┌──

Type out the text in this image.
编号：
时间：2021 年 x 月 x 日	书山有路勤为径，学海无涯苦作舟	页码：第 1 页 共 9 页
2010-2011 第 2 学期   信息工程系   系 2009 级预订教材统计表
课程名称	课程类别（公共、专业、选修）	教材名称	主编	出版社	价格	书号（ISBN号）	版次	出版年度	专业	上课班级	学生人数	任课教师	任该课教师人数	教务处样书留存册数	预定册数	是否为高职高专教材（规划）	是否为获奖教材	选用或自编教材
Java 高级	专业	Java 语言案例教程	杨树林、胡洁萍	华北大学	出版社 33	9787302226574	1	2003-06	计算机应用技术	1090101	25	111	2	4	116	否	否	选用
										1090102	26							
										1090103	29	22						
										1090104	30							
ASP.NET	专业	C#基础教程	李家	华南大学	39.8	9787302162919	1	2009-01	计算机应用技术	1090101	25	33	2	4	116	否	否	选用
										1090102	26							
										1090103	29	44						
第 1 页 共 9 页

└──

- **WHAT YOU WILL DO**
Restate the data above word for word.

- **OUTPUT OF THE TASK**
Type out the text in this image.
编号：
时间：2021 年 x 月 x 日	书山有路勤为径，学海无涯苦作舟	页码：第 1 页 共 9 页
2010-2011 第 2 学期   信息工程系   系 2009 级预订教材统计表
课程名称	课程类别（公共、专业、选修）	教材名称	主编	出版社	价格	书号（ISBN号）	版次	出版年度	专业	上课班级	学生人数	任课教师	任该课教师人数	教务处样书留存册数	预定册数	是否为高职高专教材（规划）	是否为获奖教材	选用或自编教材
Java 高级	专业	Java 语言案例教程	杨树林、胡洁萍	华北大学	出版社 33	9787302226574	1	2003-06	计算机应用技术	1090101	25	111	2	4	116	否	否	选用
										1090102	26							
										1090103	29	22						
										1090104	30							
ASP.NET	专业	C#基础教程	李家	华南大学	39.8	9787302162919	1	2009-01	计算机应用技术	1090101	25	33	2	4	116	否	否	选用
										1090102	26							
										1090103	29	44						
第 1 页 共 9 页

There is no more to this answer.